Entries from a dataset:

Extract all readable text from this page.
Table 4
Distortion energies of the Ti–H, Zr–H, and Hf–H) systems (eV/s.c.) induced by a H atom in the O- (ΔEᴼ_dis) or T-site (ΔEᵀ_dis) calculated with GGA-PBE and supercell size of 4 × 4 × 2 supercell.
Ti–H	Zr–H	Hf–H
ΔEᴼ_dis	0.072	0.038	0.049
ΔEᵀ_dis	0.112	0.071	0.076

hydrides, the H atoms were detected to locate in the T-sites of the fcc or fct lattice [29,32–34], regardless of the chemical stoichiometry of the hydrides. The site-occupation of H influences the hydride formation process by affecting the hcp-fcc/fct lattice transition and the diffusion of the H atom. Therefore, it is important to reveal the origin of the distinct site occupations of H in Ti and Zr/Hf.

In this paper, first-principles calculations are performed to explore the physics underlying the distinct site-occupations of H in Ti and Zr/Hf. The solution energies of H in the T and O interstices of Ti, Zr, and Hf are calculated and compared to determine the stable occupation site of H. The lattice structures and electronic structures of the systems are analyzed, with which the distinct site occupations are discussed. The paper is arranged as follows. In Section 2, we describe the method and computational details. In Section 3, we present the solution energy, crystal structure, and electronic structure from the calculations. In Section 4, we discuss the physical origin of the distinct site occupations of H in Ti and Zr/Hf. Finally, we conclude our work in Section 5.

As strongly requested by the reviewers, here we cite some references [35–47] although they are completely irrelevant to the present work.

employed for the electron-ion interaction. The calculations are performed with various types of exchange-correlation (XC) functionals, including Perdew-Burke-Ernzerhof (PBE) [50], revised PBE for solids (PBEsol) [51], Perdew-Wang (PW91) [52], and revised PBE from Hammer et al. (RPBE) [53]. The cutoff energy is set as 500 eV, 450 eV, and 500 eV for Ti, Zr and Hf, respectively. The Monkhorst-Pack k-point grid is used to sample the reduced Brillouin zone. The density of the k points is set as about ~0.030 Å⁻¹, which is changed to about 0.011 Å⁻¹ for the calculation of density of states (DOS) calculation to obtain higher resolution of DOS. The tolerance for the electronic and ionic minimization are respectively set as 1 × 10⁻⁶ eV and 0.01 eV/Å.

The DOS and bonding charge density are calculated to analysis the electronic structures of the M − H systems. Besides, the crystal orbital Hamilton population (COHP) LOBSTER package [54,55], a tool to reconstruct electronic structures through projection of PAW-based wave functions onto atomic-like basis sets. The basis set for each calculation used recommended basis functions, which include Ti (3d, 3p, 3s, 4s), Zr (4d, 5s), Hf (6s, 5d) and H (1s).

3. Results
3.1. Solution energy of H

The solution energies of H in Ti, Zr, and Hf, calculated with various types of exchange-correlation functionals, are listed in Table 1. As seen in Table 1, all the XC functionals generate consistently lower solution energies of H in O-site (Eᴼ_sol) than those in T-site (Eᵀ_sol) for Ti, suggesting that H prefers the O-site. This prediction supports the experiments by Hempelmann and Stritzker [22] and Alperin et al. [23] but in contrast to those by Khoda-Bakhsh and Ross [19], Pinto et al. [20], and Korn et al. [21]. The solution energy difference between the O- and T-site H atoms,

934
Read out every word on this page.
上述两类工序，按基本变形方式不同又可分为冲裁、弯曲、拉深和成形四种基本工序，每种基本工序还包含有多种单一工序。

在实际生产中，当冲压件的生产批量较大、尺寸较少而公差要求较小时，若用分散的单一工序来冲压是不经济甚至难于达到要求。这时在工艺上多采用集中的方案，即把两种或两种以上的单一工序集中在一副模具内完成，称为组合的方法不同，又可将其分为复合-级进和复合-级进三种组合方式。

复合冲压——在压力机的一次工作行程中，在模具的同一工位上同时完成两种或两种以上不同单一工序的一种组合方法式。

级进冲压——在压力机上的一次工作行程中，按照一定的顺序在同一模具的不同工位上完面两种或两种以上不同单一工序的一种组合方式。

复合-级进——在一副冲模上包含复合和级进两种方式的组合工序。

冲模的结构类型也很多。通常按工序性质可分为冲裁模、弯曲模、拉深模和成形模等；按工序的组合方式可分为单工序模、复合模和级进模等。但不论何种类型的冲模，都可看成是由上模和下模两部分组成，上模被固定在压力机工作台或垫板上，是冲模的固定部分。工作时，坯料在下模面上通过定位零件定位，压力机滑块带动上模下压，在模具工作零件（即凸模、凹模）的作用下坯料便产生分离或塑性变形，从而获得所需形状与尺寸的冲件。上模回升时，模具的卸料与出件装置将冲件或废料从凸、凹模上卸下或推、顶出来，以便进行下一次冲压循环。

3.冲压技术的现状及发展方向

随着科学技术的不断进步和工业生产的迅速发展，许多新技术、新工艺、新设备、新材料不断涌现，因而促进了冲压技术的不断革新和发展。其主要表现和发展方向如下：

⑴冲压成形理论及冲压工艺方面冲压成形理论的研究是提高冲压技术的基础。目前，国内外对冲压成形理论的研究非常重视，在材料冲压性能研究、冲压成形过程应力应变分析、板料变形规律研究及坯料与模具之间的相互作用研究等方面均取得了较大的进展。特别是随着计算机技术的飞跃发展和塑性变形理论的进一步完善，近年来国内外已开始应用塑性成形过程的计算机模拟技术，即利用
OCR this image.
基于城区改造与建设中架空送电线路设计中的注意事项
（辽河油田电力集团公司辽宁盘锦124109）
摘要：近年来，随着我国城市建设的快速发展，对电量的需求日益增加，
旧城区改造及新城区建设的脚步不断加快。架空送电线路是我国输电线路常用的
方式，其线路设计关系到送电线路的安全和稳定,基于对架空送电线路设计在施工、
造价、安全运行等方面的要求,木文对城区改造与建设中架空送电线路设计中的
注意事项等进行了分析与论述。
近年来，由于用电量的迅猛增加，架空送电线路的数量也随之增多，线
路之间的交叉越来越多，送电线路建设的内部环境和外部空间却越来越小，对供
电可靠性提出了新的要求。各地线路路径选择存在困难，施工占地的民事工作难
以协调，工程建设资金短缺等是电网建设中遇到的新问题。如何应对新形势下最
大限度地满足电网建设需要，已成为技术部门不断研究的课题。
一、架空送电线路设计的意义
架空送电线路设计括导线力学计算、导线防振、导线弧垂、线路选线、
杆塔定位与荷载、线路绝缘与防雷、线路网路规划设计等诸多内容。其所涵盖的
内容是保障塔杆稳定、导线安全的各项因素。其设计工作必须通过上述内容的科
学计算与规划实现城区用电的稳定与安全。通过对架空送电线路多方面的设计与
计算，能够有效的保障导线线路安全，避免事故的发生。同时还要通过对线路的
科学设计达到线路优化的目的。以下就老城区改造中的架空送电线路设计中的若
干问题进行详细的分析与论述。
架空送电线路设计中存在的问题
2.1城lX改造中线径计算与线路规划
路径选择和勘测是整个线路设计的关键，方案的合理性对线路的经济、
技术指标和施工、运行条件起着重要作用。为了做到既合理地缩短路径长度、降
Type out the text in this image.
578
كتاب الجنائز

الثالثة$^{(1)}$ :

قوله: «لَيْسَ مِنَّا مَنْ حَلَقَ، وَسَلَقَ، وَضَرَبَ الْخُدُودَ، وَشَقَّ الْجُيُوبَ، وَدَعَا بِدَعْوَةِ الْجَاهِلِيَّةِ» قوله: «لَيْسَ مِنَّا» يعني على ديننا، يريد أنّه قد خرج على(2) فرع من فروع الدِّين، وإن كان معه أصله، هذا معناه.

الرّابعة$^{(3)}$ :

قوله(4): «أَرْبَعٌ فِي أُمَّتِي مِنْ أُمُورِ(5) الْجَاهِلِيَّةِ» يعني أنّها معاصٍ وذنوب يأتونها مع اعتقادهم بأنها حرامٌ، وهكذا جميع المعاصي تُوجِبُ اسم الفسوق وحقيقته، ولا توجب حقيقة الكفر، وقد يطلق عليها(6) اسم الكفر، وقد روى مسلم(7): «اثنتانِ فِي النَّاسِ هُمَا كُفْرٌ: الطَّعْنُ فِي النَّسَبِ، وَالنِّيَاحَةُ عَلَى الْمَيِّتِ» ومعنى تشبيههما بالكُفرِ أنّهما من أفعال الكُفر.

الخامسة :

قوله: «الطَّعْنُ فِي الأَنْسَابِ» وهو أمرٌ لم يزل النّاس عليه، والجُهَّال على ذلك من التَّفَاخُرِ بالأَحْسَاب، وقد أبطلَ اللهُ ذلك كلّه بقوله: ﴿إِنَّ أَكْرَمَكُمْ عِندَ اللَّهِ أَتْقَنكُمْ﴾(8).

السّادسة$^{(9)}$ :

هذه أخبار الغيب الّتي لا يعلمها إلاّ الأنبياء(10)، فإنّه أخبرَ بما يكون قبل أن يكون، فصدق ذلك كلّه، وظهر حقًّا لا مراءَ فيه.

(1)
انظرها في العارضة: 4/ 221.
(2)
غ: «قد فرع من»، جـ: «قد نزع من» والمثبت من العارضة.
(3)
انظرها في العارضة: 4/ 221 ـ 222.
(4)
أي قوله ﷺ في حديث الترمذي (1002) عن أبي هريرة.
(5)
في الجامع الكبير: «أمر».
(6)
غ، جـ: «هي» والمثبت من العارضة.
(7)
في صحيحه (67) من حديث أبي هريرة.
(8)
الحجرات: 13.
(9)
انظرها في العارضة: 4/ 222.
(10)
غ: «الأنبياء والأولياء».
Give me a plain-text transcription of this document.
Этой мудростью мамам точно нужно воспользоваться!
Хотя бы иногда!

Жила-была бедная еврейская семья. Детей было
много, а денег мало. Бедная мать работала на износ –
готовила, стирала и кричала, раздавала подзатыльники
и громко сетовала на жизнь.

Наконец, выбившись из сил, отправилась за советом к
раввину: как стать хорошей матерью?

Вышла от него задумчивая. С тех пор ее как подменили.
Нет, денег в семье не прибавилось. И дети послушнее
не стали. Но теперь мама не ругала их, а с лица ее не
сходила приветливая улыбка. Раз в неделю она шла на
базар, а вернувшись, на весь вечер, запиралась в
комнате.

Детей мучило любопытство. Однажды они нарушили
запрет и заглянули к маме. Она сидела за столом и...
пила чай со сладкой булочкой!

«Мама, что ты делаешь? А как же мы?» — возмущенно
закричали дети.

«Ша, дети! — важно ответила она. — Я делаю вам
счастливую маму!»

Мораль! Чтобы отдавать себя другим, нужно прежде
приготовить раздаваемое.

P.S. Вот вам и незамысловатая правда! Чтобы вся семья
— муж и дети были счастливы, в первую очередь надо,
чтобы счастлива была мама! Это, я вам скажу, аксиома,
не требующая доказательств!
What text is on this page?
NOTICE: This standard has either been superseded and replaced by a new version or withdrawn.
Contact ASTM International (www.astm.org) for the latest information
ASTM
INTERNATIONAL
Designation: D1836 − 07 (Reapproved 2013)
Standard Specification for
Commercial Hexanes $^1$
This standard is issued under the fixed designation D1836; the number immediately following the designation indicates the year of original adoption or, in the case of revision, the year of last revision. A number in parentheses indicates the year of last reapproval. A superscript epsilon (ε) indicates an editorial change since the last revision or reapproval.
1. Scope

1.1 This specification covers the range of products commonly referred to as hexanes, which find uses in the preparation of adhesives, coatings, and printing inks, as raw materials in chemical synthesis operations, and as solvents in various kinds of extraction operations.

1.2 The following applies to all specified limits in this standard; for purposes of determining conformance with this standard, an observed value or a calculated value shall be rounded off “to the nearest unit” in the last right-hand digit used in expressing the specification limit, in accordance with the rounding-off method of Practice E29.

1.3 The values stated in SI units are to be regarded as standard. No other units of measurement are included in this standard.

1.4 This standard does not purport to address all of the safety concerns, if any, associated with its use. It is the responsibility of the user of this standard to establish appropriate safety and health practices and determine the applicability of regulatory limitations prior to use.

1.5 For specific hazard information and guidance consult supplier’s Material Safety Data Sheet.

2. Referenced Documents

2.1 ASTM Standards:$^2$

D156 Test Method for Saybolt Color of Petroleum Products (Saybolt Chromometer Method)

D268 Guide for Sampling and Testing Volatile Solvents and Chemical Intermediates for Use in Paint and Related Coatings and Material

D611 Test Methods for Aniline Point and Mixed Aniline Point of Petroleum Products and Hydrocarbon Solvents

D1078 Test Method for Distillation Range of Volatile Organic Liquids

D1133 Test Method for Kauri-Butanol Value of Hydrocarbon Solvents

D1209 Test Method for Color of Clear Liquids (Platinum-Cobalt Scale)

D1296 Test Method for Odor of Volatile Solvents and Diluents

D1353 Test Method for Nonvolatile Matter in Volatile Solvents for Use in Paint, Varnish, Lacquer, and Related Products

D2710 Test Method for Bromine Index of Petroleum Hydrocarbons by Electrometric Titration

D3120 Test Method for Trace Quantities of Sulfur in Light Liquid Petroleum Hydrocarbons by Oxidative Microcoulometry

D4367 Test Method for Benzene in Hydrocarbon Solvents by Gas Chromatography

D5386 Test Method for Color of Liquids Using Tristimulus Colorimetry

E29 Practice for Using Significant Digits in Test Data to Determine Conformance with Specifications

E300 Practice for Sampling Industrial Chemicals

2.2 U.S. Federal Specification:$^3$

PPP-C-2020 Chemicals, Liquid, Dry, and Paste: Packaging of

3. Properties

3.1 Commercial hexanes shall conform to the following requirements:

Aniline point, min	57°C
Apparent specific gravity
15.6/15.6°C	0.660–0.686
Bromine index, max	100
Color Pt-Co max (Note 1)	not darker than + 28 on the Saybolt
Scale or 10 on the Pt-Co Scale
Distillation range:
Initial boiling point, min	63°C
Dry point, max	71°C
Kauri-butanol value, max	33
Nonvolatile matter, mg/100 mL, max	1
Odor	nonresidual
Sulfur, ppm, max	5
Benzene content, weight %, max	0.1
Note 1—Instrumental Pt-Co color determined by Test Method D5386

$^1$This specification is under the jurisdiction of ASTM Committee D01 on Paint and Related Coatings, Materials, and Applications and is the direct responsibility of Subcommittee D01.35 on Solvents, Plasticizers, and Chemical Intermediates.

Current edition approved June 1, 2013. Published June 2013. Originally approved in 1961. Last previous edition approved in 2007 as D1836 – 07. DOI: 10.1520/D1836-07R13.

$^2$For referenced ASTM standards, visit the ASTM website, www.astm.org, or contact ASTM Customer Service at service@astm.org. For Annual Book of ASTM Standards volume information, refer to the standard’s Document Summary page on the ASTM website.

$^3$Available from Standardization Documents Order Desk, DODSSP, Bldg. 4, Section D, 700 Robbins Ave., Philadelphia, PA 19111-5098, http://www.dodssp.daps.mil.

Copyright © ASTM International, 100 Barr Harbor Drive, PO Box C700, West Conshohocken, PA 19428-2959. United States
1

**Set exercise**
Pull out every line of the entries that includes the word "هريرة".

**Answer to this task**
أي قوله ﷺ في حديث الترمذي (1002) عن أبي هريرة.
في صحيحه (67) من حديث أبي هريرة.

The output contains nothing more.